§ WORK TASK:
Return the biographical excerpt on Elgin's marriages, children, and later life word for word, in full.

§ SELECTED EXCERPT:

He married, firstly, Lady Elizabeth Seymour, daughter of Henry Seymour, Lord Beauchamp and Mary Capell and granddaughter of William Seymour, 2nd Duke of Somerset, on 31 August 1676. She died in 1697 in premature childbirth, apparently brought on by a false report that her husband had been executed for treason. They had three children:
- Robert Bruce, Lord Bruce (1679–1685)
- Charles Bruce, 4th Earl of Elgin (1682–1747)
- Lady Elizabeth Bruce (1689–1745), married George Brudenell, 3rd Earl of Cardigan and had issue. His descendants included Diana, Princess of Wales.

He married, secondly, Charlotte d'Argenteau, comtesse d'Esneux, in Brussels (Church of St. James on Coudenberg) on 27 April 1700. They had one daughter:
- Lady Marie Thérèse Bruce (1704–1736), married Prince Maximilian Emmanuel of Hornes and had issue.

== Later life ==

He was one of only four peers who continued to support James II after the Prince of Orange embarked for England. On 18 December 1688 he accompanied King James to Rochester when he fled London. Elgin himself chose to remain in England; he was prepared in the short term to offer his support to the new regime, although his loyalty to it was always deeply suspect.

§ INFORMATION GIVEN:
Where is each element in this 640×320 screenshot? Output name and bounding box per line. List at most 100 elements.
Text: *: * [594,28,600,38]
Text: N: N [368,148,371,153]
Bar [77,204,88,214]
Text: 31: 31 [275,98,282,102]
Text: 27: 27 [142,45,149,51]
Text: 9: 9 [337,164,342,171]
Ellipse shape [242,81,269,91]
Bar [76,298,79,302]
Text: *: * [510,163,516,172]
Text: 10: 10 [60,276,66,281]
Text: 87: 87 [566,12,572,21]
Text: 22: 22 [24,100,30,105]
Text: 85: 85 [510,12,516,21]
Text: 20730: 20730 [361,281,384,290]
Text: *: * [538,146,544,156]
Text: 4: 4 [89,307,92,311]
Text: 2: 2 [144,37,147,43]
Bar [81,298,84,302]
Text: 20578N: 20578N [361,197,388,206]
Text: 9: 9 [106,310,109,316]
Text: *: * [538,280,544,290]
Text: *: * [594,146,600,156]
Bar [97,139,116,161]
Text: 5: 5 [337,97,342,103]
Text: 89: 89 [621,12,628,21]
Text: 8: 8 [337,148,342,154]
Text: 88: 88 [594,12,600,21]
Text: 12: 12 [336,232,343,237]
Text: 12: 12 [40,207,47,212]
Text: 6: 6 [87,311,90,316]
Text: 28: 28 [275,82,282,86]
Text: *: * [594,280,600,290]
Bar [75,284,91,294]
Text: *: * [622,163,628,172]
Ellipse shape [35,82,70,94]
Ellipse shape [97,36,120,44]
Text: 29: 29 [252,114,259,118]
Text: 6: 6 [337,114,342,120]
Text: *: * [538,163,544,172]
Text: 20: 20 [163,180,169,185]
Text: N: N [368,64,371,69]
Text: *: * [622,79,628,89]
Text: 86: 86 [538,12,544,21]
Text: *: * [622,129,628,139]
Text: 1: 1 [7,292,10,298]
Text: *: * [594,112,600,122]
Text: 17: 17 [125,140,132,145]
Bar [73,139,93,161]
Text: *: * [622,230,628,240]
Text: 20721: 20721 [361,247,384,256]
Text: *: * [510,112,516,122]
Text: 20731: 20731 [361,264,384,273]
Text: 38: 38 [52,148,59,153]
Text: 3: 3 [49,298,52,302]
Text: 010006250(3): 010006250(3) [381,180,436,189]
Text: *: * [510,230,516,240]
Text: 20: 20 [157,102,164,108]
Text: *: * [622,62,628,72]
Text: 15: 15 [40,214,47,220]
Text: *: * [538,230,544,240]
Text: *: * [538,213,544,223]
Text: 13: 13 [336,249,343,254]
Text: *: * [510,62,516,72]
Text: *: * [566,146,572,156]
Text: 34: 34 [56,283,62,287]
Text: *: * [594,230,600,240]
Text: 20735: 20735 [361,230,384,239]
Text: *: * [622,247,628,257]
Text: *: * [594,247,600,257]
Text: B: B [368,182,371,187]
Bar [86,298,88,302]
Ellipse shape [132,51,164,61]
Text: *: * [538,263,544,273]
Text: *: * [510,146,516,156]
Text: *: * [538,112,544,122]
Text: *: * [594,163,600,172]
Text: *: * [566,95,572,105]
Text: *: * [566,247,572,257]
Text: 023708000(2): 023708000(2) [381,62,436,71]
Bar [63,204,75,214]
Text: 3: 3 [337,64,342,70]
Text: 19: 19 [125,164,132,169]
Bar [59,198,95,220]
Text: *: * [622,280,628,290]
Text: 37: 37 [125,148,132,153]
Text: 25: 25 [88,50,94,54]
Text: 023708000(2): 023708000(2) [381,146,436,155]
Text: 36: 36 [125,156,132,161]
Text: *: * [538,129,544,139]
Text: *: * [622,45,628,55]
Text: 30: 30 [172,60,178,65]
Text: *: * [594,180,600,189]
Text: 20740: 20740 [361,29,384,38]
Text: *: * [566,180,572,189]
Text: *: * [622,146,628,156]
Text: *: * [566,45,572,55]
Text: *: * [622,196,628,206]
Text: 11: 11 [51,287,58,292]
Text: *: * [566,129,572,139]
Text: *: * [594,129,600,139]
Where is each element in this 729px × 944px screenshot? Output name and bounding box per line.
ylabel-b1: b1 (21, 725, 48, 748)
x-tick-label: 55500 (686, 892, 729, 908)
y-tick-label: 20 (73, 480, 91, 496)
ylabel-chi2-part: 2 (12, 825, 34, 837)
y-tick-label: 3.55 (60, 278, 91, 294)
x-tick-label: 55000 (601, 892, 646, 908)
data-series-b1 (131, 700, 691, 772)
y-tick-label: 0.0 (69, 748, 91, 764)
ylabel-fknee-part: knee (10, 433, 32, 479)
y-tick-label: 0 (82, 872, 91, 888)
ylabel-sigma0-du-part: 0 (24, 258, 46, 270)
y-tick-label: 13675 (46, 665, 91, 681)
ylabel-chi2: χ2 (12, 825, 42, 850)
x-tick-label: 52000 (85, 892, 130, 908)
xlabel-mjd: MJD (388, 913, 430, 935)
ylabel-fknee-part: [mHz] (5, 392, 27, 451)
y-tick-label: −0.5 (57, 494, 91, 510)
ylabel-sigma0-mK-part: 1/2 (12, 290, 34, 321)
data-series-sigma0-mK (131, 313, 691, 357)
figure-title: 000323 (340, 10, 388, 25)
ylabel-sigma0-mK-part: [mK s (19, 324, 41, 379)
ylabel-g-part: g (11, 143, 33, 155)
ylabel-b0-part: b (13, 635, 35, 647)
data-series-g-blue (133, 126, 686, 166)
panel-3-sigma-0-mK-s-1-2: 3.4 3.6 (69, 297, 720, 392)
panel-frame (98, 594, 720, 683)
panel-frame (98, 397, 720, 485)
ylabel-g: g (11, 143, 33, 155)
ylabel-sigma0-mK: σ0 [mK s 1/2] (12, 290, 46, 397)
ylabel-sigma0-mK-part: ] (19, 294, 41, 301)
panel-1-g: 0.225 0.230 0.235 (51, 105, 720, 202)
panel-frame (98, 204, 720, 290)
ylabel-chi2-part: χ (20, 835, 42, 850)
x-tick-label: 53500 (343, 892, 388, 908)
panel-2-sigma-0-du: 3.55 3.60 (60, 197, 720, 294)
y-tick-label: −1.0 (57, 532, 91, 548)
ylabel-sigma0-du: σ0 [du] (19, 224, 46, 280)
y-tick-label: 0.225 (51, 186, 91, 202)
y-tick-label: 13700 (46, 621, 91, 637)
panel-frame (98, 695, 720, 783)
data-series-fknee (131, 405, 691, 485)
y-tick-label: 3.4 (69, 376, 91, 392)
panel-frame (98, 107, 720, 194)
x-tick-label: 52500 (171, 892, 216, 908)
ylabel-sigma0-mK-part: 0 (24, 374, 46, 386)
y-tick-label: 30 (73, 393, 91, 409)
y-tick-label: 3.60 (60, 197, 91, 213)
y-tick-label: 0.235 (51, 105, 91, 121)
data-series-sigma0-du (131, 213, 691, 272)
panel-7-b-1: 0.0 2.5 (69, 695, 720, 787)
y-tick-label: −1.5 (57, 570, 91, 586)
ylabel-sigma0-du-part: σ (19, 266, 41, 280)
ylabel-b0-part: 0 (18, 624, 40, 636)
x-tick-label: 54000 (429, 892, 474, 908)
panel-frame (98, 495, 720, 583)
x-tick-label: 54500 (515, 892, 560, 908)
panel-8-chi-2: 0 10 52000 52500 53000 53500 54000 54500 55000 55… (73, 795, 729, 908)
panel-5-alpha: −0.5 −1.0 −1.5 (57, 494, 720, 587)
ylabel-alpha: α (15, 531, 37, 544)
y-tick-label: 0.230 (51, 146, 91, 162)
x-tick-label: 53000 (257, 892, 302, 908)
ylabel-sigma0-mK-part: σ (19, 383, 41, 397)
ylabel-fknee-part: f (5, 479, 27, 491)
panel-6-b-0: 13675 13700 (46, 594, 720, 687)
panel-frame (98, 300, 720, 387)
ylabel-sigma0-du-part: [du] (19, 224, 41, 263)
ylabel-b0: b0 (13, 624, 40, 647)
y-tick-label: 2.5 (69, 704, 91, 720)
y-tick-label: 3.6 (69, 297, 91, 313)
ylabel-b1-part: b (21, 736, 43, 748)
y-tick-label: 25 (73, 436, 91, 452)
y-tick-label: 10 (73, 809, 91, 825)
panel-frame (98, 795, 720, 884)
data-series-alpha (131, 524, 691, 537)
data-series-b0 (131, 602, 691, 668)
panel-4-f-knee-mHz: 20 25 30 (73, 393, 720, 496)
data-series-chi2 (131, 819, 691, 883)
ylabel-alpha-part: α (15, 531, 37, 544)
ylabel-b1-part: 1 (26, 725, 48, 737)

§ ANSWER FOR THE TASK:
He married, firstly, Lady Elizabeth Seymour, daughter of Henry Seymour, Lord Beauchamp and Mary Capell and granddaughter of William Seymour, 2nd Duke of Somerset, on 31 August 1676. She died in 1697 in premature childbirth, apparently brought on by a false report that her husband had been executed for treason. They had three children:
- Robert Bruce, Lord Bruce (1679–1685)
- Charles Bruce, 4th Earl of Elgin (1682–1747)
- Lady Elizabeth Bruce (1689–1745), married George Brudenell, 3rd Earl of Cardigan and had issue. His descendants included Diana, Princess of Wales.

He married, secondly, Charlotte d'Argenteau, comtesse d'Esneux, in Brussels (Church of St. James on Coudenberg) on 27 April 1700. They had one daughter:
- Lady Marie Thérèse Bruce (1704–1736), married Prince Maximilian Emmanuel of Hornes and had issue.

== Later life ==

He was one of only four peers who continued to support James II after the Prince of Orange embarked for England. On 18 December 1688 he accompanied King James to Rochester when he fled London. Elgin himself chose to remain in England; he was prepared in the short term to offer his support to the new regime, although his loyalty to it was always deeply suspect.